[Start of AVAILABLE RECORDS]
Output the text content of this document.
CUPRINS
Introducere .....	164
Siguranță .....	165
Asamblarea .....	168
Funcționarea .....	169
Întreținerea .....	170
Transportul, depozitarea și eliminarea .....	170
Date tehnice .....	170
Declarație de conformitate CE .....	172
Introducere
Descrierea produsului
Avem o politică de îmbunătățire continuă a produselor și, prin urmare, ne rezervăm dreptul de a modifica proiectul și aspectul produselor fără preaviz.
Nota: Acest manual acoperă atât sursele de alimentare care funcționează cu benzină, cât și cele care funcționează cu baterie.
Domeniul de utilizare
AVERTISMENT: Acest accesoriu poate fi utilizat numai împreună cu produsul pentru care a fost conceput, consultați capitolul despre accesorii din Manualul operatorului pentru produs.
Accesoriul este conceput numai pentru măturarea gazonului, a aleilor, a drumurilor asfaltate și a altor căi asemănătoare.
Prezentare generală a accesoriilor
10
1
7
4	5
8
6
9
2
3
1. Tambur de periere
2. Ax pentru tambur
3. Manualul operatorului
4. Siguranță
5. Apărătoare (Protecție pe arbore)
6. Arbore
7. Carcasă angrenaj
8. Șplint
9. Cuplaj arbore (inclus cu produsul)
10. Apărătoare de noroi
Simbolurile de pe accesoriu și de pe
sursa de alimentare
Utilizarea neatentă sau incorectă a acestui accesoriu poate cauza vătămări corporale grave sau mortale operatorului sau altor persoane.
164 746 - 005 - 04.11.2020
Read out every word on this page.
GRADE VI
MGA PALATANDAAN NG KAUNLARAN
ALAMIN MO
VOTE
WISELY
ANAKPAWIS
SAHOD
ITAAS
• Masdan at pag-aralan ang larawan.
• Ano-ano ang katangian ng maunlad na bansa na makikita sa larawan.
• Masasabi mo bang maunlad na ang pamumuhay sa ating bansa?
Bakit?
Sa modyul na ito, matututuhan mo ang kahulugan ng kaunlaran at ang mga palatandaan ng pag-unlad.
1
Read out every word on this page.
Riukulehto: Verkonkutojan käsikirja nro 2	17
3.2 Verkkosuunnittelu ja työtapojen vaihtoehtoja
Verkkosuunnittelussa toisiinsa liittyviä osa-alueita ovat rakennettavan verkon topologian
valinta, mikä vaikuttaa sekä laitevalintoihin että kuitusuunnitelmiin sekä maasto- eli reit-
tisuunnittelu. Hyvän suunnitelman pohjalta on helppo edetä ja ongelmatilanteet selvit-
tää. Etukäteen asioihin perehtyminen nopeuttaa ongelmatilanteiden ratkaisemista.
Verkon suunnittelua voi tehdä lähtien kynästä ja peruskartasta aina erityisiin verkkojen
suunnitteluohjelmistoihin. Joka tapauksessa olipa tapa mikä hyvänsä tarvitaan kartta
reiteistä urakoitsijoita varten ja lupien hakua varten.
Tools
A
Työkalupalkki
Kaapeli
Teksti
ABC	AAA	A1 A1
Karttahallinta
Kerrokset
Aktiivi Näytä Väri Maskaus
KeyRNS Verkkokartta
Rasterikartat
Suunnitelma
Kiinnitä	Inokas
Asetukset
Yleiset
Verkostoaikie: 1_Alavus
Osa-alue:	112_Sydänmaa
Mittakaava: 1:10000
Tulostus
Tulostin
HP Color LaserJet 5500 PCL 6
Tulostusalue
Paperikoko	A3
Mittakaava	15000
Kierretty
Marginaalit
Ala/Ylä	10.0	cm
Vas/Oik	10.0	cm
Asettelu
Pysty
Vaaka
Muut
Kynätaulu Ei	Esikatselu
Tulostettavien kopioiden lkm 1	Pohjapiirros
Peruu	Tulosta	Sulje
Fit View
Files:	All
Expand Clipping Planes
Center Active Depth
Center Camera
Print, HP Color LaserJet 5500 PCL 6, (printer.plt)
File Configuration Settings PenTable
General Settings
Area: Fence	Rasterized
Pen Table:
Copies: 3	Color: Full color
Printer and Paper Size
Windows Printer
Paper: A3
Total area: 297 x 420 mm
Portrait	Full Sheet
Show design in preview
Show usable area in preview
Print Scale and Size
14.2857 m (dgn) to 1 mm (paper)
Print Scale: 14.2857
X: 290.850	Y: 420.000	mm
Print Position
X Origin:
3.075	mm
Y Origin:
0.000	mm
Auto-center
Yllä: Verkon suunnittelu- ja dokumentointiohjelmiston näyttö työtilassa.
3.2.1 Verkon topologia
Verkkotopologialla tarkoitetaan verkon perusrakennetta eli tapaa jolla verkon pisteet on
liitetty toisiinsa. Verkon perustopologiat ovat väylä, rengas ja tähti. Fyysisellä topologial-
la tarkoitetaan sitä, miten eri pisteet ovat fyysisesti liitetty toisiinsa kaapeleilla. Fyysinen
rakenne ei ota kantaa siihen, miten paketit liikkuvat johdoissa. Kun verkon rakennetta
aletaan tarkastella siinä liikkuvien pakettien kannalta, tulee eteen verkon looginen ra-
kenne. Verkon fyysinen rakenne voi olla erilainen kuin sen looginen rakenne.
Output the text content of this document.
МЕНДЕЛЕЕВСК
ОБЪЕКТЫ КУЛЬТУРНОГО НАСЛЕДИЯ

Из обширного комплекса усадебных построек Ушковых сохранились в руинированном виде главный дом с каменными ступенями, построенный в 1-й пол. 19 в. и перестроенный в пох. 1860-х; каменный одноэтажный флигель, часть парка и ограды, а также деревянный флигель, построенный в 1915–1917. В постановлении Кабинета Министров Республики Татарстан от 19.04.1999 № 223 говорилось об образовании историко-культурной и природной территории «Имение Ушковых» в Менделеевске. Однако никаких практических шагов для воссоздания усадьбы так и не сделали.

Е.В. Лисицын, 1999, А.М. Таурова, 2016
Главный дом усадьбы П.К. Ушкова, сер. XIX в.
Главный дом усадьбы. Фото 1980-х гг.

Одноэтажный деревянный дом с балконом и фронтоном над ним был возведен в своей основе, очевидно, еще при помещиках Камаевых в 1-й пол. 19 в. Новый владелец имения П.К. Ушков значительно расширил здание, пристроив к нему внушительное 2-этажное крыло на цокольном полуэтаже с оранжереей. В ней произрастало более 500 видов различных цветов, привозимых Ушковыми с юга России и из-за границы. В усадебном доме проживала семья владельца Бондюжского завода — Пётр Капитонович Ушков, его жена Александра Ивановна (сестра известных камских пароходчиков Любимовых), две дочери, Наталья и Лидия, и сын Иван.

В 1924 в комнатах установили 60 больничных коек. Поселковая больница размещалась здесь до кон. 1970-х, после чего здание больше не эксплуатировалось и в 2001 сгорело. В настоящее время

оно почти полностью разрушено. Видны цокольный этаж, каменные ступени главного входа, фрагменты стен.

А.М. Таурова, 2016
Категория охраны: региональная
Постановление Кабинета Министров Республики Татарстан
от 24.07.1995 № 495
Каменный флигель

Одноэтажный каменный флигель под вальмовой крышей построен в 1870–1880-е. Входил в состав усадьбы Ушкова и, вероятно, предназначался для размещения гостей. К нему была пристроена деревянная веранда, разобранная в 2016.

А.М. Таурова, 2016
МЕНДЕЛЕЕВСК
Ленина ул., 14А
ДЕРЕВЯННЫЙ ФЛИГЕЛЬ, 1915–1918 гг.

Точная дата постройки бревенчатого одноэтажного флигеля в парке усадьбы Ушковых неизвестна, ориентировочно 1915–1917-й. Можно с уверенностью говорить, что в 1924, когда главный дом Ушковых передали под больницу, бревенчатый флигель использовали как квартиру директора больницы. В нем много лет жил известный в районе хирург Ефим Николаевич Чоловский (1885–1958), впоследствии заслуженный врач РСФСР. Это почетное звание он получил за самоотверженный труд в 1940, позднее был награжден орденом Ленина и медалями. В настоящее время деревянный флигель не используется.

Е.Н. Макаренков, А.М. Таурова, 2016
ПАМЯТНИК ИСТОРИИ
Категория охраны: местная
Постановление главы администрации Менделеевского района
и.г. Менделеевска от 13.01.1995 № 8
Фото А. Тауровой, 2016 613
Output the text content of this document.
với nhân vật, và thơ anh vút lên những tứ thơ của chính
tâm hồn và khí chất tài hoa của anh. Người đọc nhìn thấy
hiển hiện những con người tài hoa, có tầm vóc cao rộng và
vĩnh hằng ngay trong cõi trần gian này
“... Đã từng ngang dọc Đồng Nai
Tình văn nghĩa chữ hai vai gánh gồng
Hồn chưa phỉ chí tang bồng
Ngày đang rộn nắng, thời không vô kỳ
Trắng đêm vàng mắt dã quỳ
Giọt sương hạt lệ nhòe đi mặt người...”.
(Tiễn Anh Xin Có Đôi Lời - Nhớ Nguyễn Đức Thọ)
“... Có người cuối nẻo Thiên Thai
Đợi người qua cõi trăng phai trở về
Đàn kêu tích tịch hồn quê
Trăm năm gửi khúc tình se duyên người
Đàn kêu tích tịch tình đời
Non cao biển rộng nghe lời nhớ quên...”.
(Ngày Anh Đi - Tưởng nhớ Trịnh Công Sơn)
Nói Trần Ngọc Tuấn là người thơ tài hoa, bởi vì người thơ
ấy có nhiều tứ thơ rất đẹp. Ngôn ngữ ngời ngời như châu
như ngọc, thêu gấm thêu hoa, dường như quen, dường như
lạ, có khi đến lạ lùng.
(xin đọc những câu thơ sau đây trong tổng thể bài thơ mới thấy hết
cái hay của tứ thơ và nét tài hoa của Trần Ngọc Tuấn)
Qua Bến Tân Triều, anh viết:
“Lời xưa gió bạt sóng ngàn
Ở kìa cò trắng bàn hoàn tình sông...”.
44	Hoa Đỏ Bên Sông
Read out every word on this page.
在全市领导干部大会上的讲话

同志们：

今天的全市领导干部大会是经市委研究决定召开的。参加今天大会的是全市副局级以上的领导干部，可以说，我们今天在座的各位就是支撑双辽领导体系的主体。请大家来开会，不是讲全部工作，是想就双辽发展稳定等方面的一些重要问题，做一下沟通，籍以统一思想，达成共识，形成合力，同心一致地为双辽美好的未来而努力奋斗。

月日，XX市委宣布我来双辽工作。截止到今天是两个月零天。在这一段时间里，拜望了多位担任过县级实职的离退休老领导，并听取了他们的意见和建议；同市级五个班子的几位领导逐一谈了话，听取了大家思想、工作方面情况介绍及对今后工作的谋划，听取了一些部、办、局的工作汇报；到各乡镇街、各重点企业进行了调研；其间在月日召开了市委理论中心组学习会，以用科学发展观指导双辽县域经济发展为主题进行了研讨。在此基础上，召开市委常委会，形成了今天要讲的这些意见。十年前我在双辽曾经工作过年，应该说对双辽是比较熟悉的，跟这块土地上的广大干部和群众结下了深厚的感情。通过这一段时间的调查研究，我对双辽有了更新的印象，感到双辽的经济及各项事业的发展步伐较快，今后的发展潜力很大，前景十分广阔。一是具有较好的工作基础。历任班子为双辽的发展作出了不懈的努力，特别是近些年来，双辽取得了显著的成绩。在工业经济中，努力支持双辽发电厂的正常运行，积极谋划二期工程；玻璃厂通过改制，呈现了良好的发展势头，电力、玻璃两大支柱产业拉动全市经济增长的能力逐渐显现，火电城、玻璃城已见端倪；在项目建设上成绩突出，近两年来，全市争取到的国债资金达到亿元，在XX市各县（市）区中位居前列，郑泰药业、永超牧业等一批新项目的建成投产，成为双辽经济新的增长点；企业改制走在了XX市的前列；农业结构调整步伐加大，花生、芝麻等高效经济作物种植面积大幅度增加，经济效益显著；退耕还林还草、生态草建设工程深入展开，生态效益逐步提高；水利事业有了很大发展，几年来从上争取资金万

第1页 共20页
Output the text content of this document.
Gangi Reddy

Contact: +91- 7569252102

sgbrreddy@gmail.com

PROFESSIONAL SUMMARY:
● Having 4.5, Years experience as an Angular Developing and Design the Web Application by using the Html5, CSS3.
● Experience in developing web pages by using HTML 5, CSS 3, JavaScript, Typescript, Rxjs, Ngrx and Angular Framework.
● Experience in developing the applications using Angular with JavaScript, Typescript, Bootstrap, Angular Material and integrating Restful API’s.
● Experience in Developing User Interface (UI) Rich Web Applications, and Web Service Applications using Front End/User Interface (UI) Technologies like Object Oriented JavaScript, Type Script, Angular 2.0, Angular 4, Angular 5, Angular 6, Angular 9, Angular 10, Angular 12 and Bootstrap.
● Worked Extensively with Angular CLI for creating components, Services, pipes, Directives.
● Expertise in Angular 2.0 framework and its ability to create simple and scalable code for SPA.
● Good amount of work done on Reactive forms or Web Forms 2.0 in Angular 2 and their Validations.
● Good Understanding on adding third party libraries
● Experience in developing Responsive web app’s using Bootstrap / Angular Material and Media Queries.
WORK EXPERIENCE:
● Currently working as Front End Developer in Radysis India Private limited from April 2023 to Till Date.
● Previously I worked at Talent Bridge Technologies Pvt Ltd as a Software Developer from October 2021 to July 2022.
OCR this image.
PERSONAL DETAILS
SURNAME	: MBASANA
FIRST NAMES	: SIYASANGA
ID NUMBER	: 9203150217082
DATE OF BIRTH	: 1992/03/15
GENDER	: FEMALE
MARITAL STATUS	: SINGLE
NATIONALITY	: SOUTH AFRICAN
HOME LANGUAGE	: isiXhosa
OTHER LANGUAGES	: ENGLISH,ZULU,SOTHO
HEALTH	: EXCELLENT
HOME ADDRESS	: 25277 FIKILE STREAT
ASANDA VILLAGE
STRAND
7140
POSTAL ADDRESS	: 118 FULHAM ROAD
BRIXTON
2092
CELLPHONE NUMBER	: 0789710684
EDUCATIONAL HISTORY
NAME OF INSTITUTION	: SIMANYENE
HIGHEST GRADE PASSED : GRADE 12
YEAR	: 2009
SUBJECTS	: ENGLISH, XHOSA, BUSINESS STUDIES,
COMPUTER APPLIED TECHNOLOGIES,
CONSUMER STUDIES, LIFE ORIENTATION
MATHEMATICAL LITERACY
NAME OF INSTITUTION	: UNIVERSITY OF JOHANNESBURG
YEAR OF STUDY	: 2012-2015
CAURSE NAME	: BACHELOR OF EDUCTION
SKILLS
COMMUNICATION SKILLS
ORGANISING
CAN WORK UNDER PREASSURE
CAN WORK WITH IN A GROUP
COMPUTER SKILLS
[End of AVAILABLE RECORDS]
Where does the word "Категория" appear in the listing? List each line that holds it.

▶ REPLY TO THE TASK:
Категория охраны: региональная
Категория охраны: местная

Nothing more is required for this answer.